- **Objective**
With the pictures left out, copy the listing below exactly.

- **Provided information**

** begin **

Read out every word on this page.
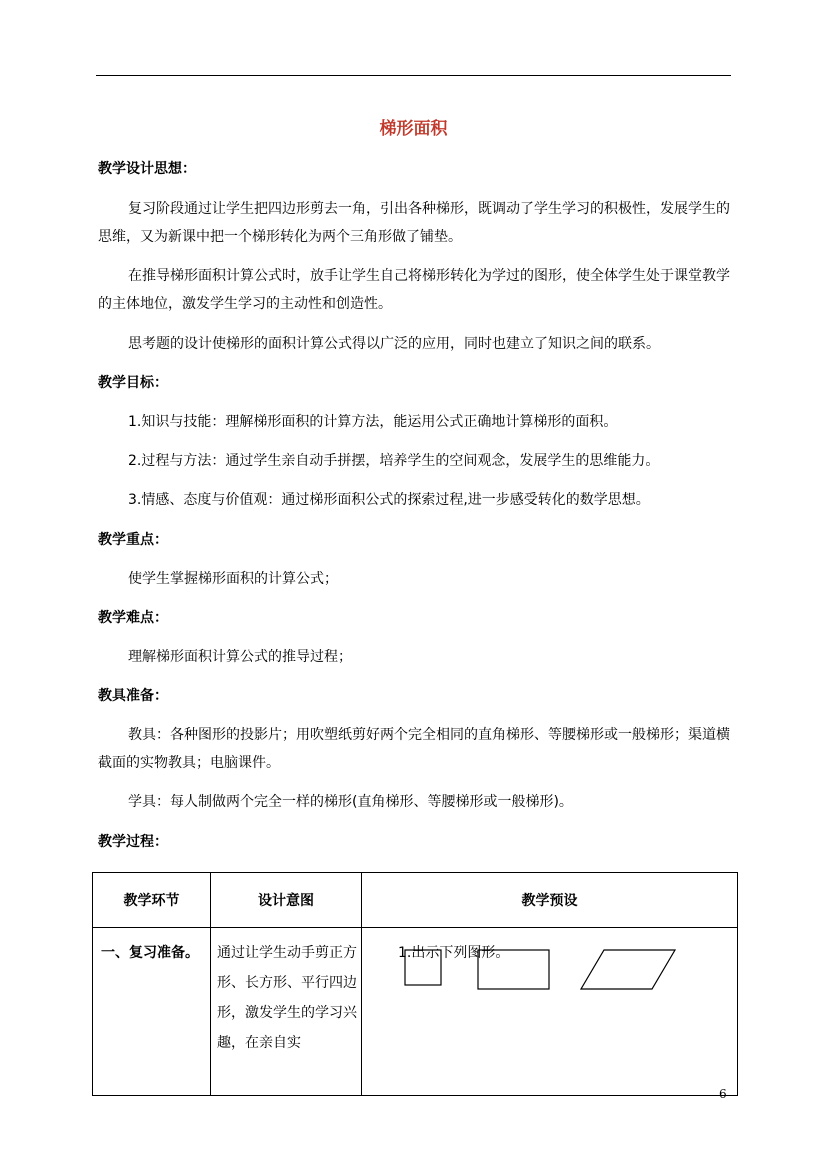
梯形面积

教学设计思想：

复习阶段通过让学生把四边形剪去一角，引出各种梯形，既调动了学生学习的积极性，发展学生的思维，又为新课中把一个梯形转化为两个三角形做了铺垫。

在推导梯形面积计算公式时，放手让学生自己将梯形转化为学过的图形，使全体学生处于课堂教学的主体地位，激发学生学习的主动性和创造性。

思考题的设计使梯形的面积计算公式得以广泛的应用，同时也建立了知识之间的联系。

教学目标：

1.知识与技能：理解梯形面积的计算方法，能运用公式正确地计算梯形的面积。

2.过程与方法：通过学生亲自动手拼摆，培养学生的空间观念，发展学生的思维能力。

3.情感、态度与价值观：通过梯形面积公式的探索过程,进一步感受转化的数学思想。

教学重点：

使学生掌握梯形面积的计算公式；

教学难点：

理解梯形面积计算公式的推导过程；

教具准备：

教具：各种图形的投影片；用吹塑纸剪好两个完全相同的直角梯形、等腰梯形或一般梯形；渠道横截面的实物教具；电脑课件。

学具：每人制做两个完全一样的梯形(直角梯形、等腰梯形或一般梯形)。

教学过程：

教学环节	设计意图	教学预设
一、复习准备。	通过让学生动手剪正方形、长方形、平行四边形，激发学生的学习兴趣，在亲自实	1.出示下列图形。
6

** end **

- **Completed task**
Read out every word on this page.
梯形面积

教学设计思想：

复习阶段通过让学生把四边形剪去一角，引出各种梯形，既调动了学生学习的积极性，发展学生的思维，又为新课中把一个梯形转化为两个三角形做了铺垫。

在推导梯形面积计算公式时，放手让学生自己将梯形转化为学过的图形，使全体学生处于课堂教学的主体地位，激发学生学习的主动性和创造性。

思考题的设计使梯形的面积计算公式得以广泛的应用，同时也建立了知识之间的联系。

教学目标：

1.知识与技能：理解梯形面积的计算方法，能运用公式正确地计算梯形的面积。

2.过程与方法：通过学生亲自动手拼摆，培养学生的空间观念，发展学生的思维能力。

3.情感、态度与价值观：通过梯形面积公式的探索过程,进一步感受转化的数学思想。

教学重点：

使学生掌握梯形面积的计算公式；

教学难点：

理解梯形面积计算公式的推导过程；

教具准备：

教具：各种图形的投影片；用吹塑纸剪好两个完全相同的直角梯形、等腰梯形或一般梯形；渠道横截面的实物教具；电脑课件。

学具：每人制做两个完全一样的梯形(直角梯形、等腰梯形或一般梯形)。

教学过程：

教学环节	设计意图	教学预设
一、复习准备。	通过让学生动手剪正方形、长方形、平行四边形，激发学生的学习兴趣，在亲自实	1.出示下列图形。
6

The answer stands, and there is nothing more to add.